======== Rows ========

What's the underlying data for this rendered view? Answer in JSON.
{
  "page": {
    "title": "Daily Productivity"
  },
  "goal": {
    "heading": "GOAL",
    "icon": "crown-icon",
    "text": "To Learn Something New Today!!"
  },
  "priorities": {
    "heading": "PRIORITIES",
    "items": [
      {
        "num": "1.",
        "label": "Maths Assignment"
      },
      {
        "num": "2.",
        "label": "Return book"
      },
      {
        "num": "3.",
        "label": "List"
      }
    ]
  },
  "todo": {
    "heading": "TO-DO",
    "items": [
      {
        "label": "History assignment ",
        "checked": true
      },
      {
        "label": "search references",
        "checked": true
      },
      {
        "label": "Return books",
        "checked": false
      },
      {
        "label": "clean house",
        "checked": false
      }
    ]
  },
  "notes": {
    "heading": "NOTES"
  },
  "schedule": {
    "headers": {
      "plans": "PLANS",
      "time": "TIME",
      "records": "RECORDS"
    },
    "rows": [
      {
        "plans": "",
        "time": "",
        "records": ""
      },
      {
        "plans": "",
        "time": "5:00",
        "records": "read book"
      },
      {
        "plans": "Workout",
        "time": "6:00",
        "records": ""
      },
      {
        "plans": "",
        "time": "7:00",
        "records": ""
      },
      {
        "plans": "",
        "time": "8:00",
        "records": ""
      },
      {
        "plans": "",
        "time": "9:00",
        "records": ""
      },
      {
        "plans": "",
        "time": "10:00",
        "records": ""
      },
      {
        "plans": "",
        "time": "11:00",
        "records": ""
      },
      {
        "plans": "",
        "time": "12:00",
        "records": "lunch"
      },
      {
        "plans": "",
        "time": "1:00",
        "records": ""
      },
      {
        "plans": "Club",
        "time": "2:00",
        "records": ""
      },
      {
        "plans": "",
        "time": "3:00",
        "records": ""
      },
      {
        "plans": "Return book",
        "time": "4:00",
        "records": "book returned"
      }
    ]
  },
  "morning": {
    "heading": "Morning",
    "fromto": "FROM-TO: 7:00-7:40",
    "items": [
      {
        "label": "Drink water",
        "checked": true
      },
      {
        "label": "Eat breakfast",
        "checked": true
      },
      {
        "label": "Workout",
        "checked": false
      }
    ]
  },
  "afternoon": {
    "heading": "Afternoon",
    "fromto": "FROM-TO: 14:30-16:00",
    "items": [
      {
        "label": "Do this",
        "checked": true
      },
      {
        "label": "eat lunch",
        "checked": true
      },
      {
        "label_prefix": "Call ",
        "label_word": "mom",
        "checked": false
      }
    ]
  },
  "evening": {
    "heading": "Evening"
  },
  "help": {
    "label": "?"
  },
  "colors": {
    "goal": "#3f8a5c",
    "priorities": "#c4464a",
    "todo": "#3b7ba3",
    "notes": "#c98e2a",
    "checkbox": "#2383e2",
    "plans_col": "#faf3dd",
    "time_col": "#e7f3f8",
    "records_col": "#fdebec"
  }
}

========

* _Problem to work on_:
Filter for "this". Return all lines that hold it.

* _Full output_:
What's the underlying data for this rendered view? Answer in JSON.
        "label": "Do this",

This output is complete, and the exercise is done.